--- start of EXERCISE INPUTS ---

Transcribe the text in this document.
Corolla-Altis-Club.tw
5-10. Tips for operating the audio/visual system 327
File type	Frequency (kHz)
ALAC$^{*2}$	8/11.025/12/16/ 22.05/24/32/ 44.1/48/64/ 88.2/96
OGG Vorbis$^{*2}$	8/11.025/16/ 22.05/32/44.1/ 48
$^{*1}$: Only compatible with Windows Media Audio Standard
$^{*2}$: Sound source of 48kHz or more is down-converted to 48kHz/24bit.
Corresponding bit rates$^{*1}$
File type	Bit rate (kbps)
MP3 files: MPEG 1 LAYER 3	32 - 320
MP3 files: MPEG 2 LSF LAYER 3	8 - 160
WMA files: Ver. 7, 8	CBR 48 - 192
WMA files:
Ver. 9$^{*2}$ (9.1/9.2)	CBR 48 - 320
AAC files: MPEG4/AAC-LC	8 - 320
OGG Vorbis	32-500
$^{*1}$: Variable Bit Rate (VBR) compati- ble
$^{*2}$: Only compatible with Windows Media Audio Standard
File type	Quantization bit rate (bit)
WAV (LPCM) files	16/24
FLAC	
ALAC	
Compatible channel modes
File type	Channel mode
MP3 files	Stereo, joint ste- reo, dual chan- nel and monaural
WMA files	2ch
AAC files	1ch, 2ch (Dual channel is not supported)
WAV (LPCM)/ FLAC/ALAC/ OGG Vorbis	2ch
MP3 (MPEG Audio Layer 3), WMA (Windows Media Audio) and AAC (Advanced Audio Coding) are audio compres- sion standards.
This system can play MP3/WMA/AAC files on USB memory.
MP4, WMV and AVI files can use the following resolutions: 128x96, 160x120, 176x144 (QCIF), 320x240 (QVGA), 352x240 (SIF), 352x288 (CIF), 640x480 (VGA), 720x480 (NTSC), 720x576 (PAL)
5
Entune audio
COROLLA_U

--- end of EXERCISE INPUTS ---
--- start of EXERCISE INPUTS ---

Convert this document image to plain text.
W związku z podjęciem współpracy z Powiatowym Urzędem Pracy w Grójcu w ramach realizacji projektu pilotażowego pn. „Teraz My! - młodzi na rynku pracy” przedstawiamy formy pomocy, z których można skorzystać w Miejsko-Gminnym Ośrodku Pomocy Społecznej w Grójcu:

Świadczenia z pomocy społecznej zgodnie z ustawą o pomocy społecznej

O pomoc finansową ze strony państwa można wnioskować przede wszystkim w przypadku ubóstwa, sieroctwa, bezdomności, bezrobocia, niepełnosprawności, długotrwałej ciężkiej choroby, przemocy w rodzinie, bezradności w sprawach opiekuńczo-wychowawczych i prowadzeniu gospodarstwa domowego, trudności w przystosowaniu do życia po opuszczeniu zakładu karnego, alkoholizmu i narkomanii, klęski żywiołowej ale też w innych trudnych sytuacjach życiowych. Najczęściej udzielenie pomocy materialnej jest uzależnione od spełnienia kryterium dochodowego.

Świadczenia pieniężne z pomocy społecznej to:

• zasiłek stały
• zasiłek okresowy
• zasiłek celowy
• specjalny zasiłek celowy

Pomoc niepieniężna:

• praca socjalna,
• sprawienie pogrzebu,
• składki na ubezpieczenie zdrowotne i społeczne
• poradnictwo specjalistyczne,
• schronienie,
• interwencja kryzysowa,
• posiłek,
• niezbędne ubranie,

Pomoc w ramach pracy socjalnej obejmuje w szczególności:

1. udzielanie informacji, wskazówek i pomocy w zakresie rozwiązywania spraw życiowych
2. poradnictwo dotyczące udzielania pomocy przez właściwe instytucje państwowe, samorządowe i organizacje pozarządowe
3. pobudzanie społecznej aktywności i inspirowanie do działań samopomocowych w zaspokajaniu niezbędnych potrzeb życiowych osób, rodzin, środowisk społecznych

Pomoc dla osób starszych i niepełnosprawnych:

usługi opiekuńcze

--- end of EXERCISE INPUTS ---
--- start of EXERCISE INPUTS ---

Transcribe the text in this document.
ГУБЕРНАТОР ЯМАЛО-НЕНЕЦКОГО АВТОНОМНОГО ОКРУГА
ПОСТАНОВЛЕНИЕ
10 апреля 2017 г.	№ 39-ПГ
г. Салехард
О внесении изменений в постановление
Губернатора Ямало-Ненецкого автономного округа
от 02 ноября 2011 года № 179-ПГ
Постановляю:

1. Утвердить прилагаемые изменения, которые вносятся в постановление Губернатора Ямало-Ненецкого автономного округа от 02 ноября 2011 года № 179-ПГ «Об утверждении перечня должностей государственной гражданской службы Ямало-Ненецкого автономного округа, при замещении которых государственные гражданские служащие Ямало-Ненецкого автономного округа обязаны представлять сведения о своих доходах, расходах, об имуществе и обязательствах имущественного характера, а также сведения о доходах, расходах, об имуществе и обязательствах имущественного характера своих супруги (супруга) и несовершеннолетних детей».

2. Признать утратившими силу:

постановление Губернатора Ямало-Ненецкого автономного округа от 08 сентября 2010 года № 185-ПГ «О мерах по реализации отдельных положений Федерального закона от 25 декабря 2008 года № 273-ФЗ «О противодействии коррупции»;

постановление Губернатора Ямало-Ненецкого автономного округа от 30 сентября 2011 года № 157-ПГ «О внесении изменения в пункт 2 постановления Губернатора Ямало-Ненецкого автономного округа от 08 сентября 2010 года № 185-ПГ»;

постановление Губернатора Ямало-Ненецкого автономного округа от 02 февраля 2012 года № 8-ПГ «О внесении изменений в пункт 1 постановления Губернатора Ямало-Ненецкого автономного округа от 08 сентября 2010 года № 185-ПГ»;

--- end of EXERCISE INPUTS ---

TASK DETAILS: From the entries above, return each line with the word "poradnictwo" in it.

OUTPUT OF THE EXERCISE:
• poradnictwo specjalistyczne,
2. poradnictwo dotyczące udzielania pomocy przez właściwe instytucje państwowe, samorządowe i organizacje pozarządowe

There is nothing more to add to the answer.